**Problem to work on:** Can you transcribe every entry word for word, skipping the images?

(Stored items)

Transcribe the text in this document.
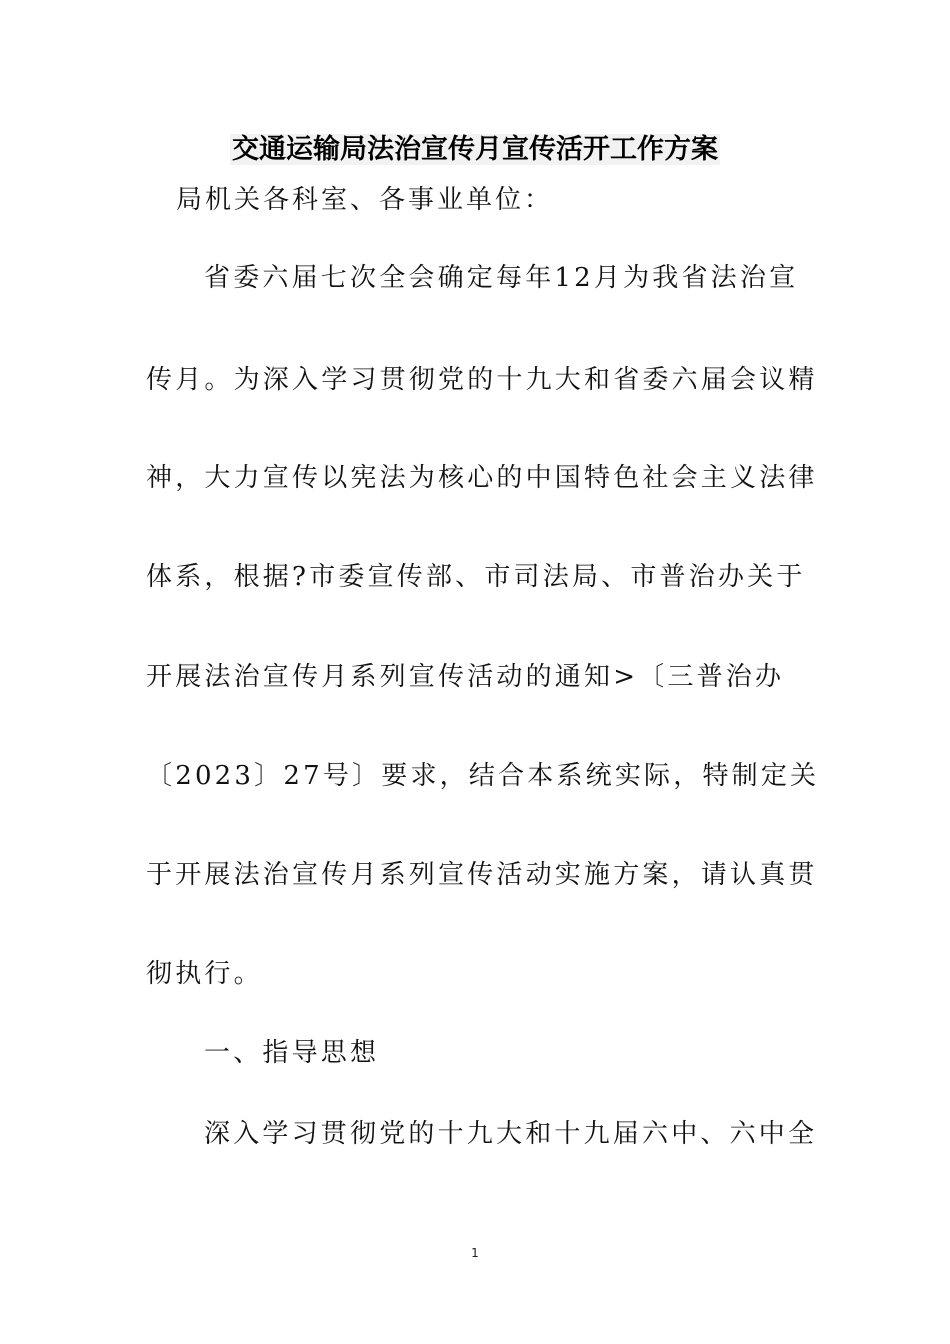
交通运输局法治宣传月宣传活开工作方案
局机关各科室、各事业单位：
省委六届七次全会确定每年12月为我省法治宣
传月。为深入学习贯彻党的十九大和省委六届会议精
神，大力宣传以宪法为核心的中国特色社会主义法律
体系，根据?市委宣传部、市司法局、市普治办关于
开展法治宣传月系列宣传活动的通知>〔三普治办
〔2023〕27号〕要求，结合本系统实际，特制定关
于开展法治宣传月系列宣传活动实施方案，请认真贯
彻执行。
一、指导思想
深入学习贯彻党的十九大和十九届六中、六中全
1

**Response to this exercise:**
Transcribe the text in this document.
交通运输局法治宣传月宣传活开工作方案
局机关各科室、各事业单位：
省委六届七次全会确定每年12月为我省法治宣
传月。为深入学习贯彻党的十九大和省委六届会议精
神，大力宣传以宪法为核心的中国特色社会主义法律
体系，根据?市委宣传部、市司法局、市普治办关于
开展法治宣传月系列宣传活动的通知>〔三普治办
〔2023〕27号〕要求，结合本系统实际，特制定关
于开展法治宣传月系列宣传活动实施方案，请认真贯
彻执行。
一、指导思想
深入学习贯彻党的十九大和十九届六中、六中全
1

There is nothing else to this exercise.